RECORDS TO PROCESS
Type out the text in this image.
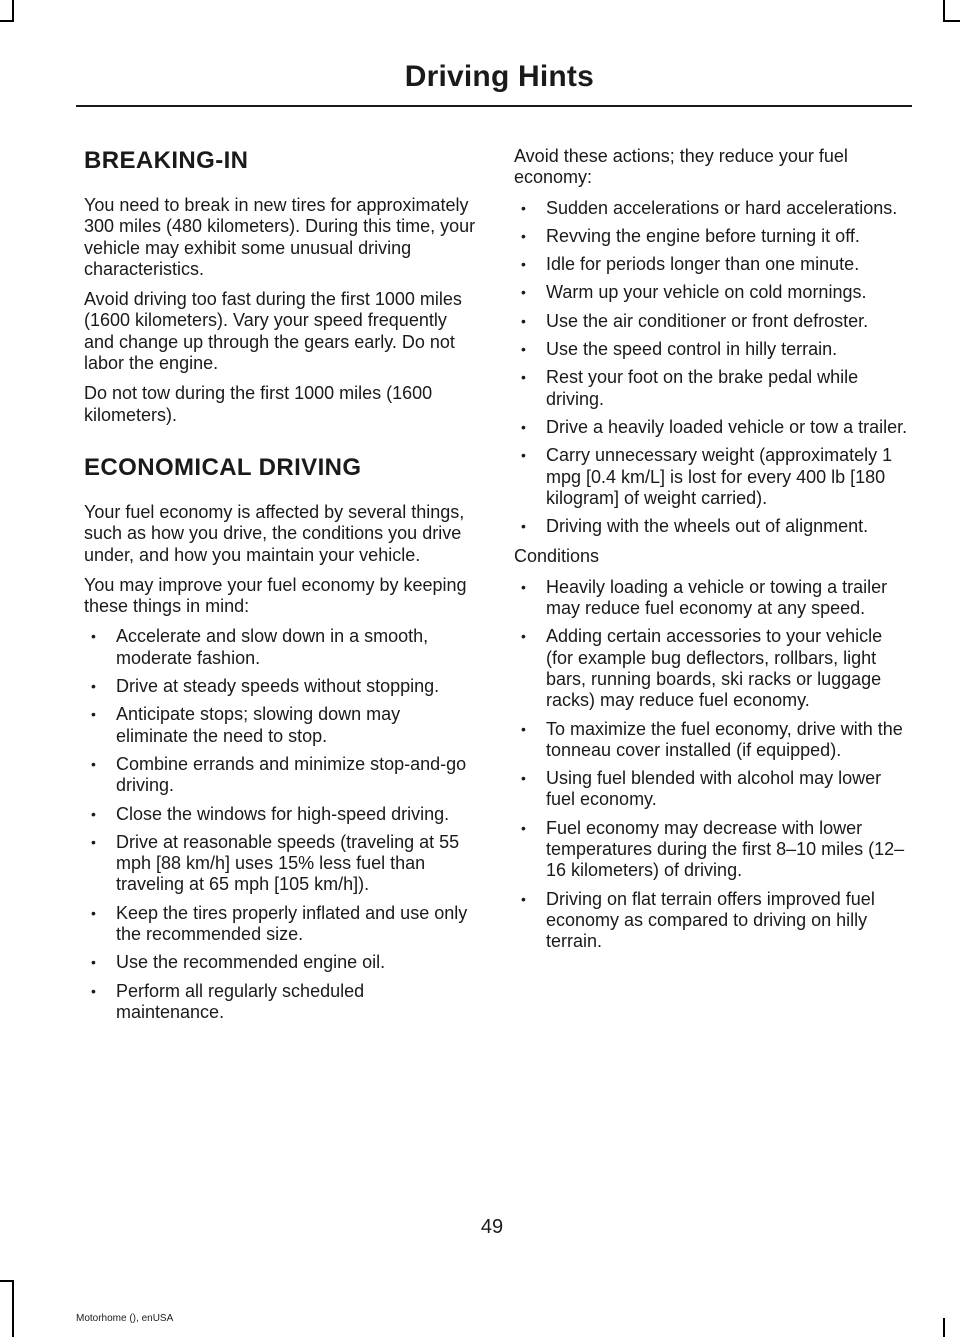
Driving Hints
BREAKING-IN

You need to break in new tires for approximately 300 miles (480 kilometers). During this time, your vehicle may exhibit some unusual driving characteristics.

Avoid driving too fast during the first 1000 miles (1600 kilometers). Vary your speed frequently and change up through the gears early. Do not labor the engine.

Do not tow during the first 1000 miles (1600 kilometers).

ECONOMICAL DRIVING

Your fuel economy is affected by several things, such as how you drive, the conditions you drive under, and how you maintain your vehicle.

You may improve your fuel economy by keeping these things in mind:

• Accelerate and slow down in a smooth, moderate fashion.
• Drive at steady speeds without stopping.
• Anticipate stops; slowing down may eliminate the need to stop.
• Combine errands and minimize stop-and-go driving.
• Close the windows for high-speed driving.
• Drive at reasonable speeds (traveling at 55 mph [88 km/h] uses 15% less fuel than traveling at 65 mph [105 km/h]).
• Keep the tires properly inflated and use only the recommended size.
• Use the recommended engine oil.
• Perform all regularly scheduled maintenance.

Avoid these actions; they reduce your fuel economy:

• Sudden accelerations or hard accelerations.
• Revving the engine before turning it off.
• Idle for periods longer than one minute.
• Warm up your vehicle on cold mornings.
• Use the air conditioner or front defroster.
• Use the speed control in hilly terrain.
• Rest your foot on the brake pedal while driving.
• Drive a heavily loaded vehicle or tow a trailer.
• Carry unnecessary weight (approximately 1 mpg [0.4 km/L] is lost for every 400 lb [180 kilogram] of weight carried).
• Driving with the wheels out of alignment.

Conditions

• Heavily loading a vehicle or towing a trailer may reduce fuel economy at any speed.
• Adding certain accessories to your vehicle (for example bug deflectors, rollbars, light bars, running boards, ski racks or luggage racks) may reduce fuel economy.
• To maximize the fuel economy, drive with the tonneau cover installed (if equipped).
• Using fuel blended with alcohol may lower fuel economy.
• Fuel economy may decrease with lower temperatures during the first 8–10 miles (12–16 kilometers) of driving.
• Driving on flat terrain offers improved fuel economy as compared to driving on hilly terrain.
49
Motorhome (), enUSA
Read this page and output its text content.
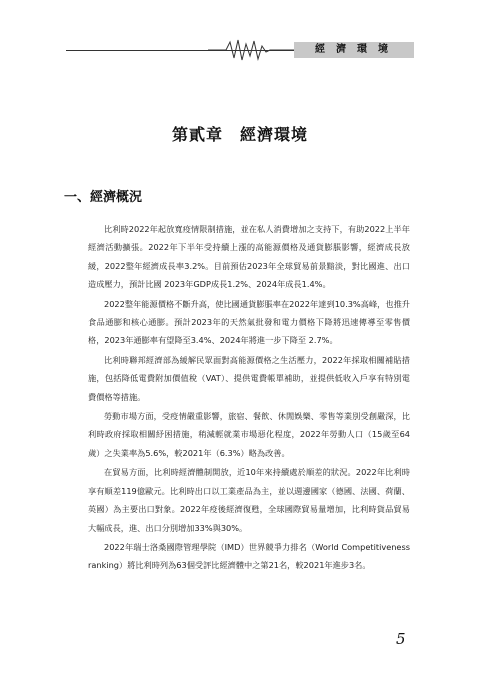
經濟環境
第貳章　經濟環境
一、經濟概況

比利時2022年起放寬疫情限制措施，並在私人消費增加之支持下，有助2022上半年經濟活動擴張。2022年下半年受持續上漲的高能源價格及通貨膨脹影響，經濟成長放緩，2022整年經濟成長率3.2%。目前預估2023年全球貿易前景黯淡，對比國進、出口造成壓力，預計比國 2023年GDP成長1.2%、2024年成長1.4%。

2022整年能源價格不斷升高，使比國通貨膨脹率在2022年達到10.3%高峰，也推升食品通膨和核心通膨。預計2023年的天然氣批發和電力價格下降將迅速傳導至零售價格，2023年通膨率有望降至3.4%、2024年將進一步下降至 2.7%。

比利時聯邦經濟部為緩解民眾面對高能源價格之生活壓力，2022年採取相關補貼措施，包括降低電費附加價值稅（VAT）、提供電費帳單補助，並提供低收入戶享有特別電費價格等措施。

勞動市場方面，受疫情嚴重影響，旅宿、餐飲、休閒娛樂、零售等業別受創嚴深，比利時政府採取相關紓困措施，稍減輕就業市場惡化程度，2022年勞動人口（15歲至64歲）之失業率為5.6%，較2021年（6.3%）略為改善。

在貿易方面，比利時經濟體制開放，近10年來持續處於順差的狀況。2022年比利時享有順差119億歐元。比利時出口以工業產品為主，並以週邊國家（德國、法國、荷蘭、英國）為主要出口對象。2022年疫後經濟復甦，全球國際貿易量增加，比利時貨品貿易大幅成長，進、出口分別增加33%與30%。

2022年瑞士洛桑國際管理學院（IMD）世界競爭力排名（World Competitiveness ranking）將比利時列為63個受評比經濟體中之第21名，較2021年進步3名。

5
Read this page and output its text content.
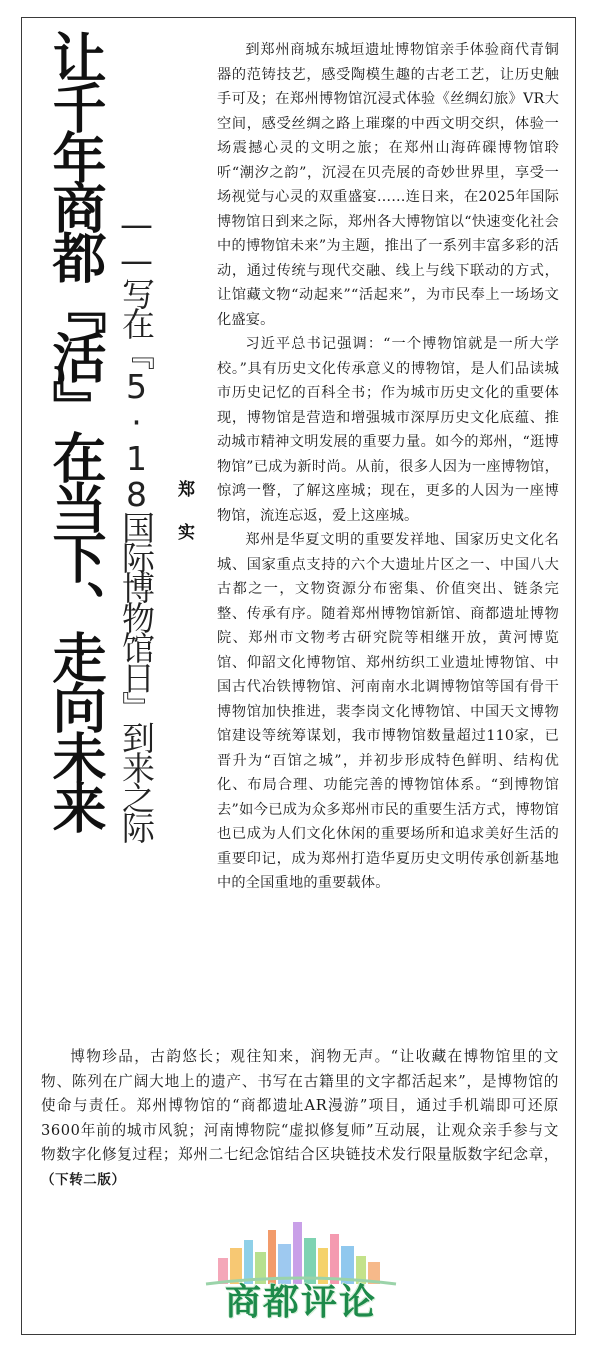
让千年商都『活』在当下、走向未来 ——写在『5·18国际博物馆日』到来之际 郑 实

到郑州商城东城垣遗址博物馆亲手体验商代青铜器的范铸技艺，感受陶模生趣的古老工艺，让历史触手可及；在郑州博物馆沉浸式体验《丝绸幻旅》VR大空间，感受丝绸之路上璀璨的中西文明交织，体验一场震撼心灵的文明之旅；在郑州山海砗磲博物馆聆听“潮汐之韵”，沉浸在贝壳展的奇妙世界里，享受一场视觉与心灵的双重盛宴……连日来，在2025年国际博物馆日到来之际，郑州各大博物馆以“快速变化社会中的博物馆未来”为主题，推出了一系列丰富多彩的活动，通过传统与现代交融、线上与线下联动的方式，让馆藏文物“动起来”“活起来”，为市民奉上一场场文化盛宴。

习近平总书记强调：“一个博物馆就是一所大学校。”具有历史文化传承意义的博物馆，是人们品读城市历史记忆的百科全书；作为城市历史文化的重要体现，博物馆是营造和增强城市深厚历史文化底蕴、推动城市精神文明发展的重要力量。如今的郑州，“逛博物馆”已成为新时尚。从前，很多人因为一座博物馆，惊鸿一瞥，了解这座城；现在，更多的人因为一座博物馆，流连忘返，爱上这座城。

郑州是华夏文明的重要发祥地、国家历史文化名城、国家重点支持的六个大遗址片区之一、中国八大古都之一，文物资源分布密集、价值突出、链条完整、传承有序。随着郑州博物馆新馆、商都遗址博物院、郑州市文物考古研究院等相继开放，黄河博览馆、仰韶文化博物馆、郑州纺织工业遗址博物馆、中国古代冶铁博物馆、河南南水北调博物馆等国有骨干博物馆加快推进，裴李岗文化博物馆、中国天文博物馆建设等统筹谋划，我市博物馆数量超过110家，已晋升为“百馆之城”，并初步形成特色鲜明、结构优化、布局合理、功能完善的博物馆体系。“到博物馆去”如今已成为众多郑州市民的重要生活方式，博物馆也已成为人们文化休闲的重要场所和追求美好生活的重要印记，成为郑州打造华夏历史文明传承创新基地中的全国重地的重要载体。

博物珍品，古韵悠长；观往知来，润物无声。“让收藏在博物馆里的文物、陈列在广阔大地上的遗产、书写在古籍里的文字都活起来”，是博物馆的使命与责任。郑州博物馆的“商都遗址AR漫游”项目，通过手机端即可还原3600年前的城市风貌；河南博物院“虚拟修复师”互动展，让观众亲手参与文物数字化修复过程；郑州二七纪念馆结合区块链技术发行限量版数字纪念章，（下转二版）

商都评论
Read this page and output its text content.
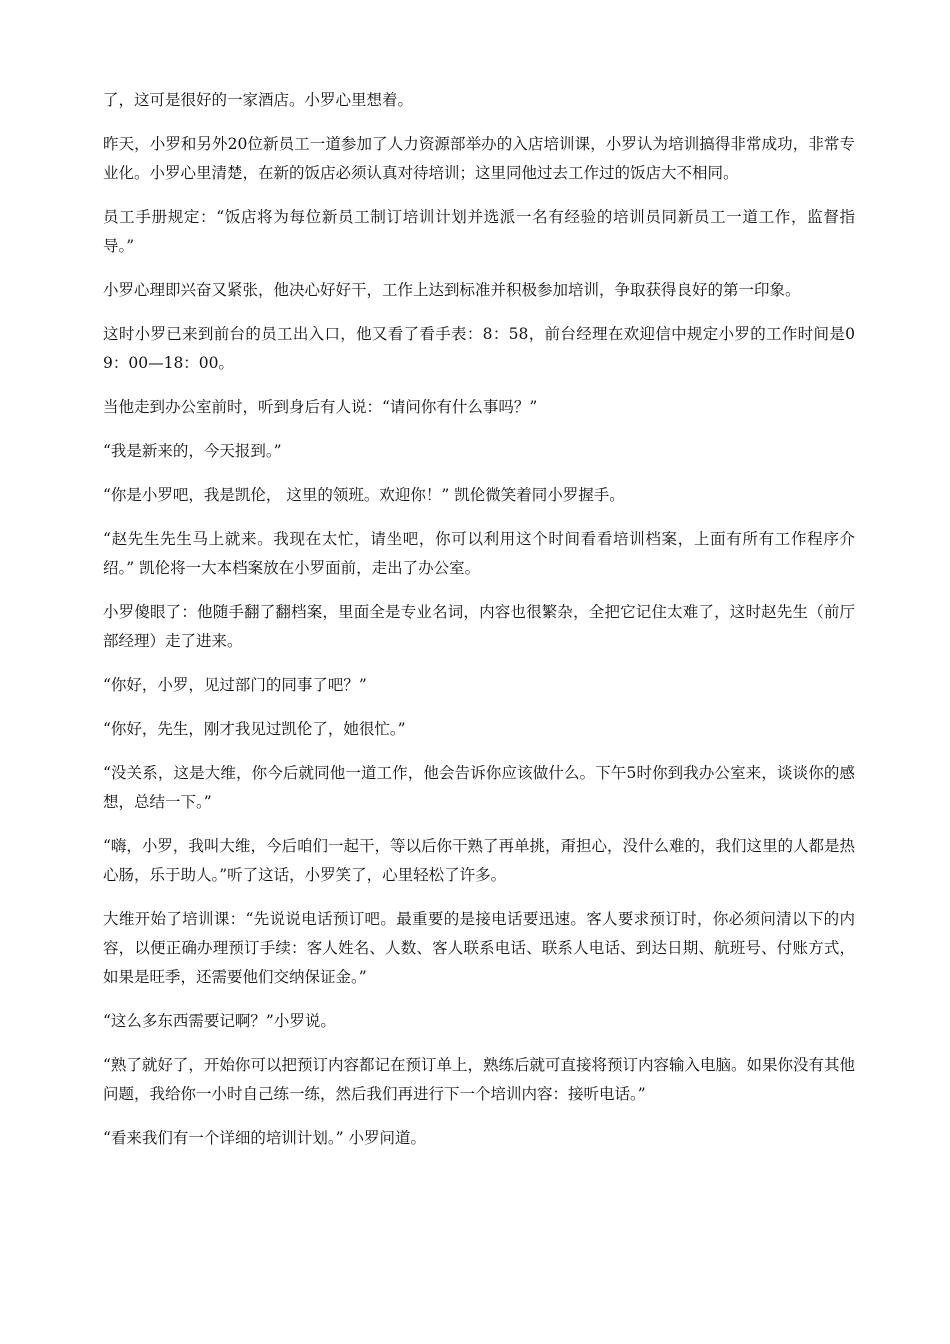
了，这可是很好的一家酒店。小罗心里想着。

昨天，小罗和另外20位新员工一道参加了人力资源部举办的入店培训课，小罗认为培训搞得非常成功，非常专业化。小罗心里清楚，在新的饭店必须认真对待培训；这里同他过去工作过的饭店大不相同。

员工手册规定：“饭店将为每位新员工制订培训计划并选派一名有经验的培训员同新员工一道工作，监督指导。”

小罗心理即兴奋又紧张，他决心好好干，工作上达到标准并积极参加培训，争取获得良好的第一印象。

这时小罗已来到前台的员工出入口，他又看了看手表：8：58，前台经理在欢迎信中规定小罗的工作时间是09：00—18：00。

当他走到办公室前时，听到身后有人说：“请问你有什么事吗？”

“我是新来的，今天报到。”

“你是小罗吧，我是凯伦， 这里的领班。欢迎你！” 凯伦微笑着同小罗握手。

“赵先生先生马上就来。我现在太忙，请坐吧，你可以利用这个时间看看培训档案，上面有所有工作程序介绍。” 凯伦将一大本档案放在小罗面前，走出了办公室。

小罗傻眼了：他随手翻了翻档案，里面全是专业名词，内容也很繁杂，全把它记住太难了，这时赵先生（前厅部经理）走了进来。

“你好，小罗，见过部门的同事了吧？”

“你好，先生，刚才我见过凯伦了，她很忙。”

“没关系，这是大维，你今后就同他一道工作，他会告诉你应该做什么。下午5时你到我办公室来，谈谈你的感想，总结一下。”

“嗨，小罗，我叫大维，今后咱们一起干，等以后你干熟了再单挑，甭担心，没什么难的，我们这里的人都是热心肠，乐于助人。”听了这话，小罗笑了，心里轻松了许多。

大维开始了培训课：“先说说电话预订吧。最重要的是接电话要迅速。客人要求预订时，你必须问清以下的内容，以便正确办理预订手续：客人姓名、人数、客人联系电话、联系人电话、到达日期、航班号、付账方式，如果是旺季，还需要他们交纳保证金。”

“这么多东西需要记啊？”小罗说。

“熟了就好了，开始你可以把预订内容都记在预订单上，熟练后就可直接将预订内容输入电脑。如果你没有其他问题，我给你一小时自己练一练，然后我们再进行下一个培训内容：接听电话。”

“看来我们有一个详细的培训计划。” 小罗问道。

WHAT THE TASK REQUIRES
Select and copy each line from the data that includes the word "trailer".

CORRECT ANSWER
• Drive a heavily loaded vehicle or tow a trailer.
• Heavily loading a vehicle or towing a trailer may reduce fuel economy at any speed.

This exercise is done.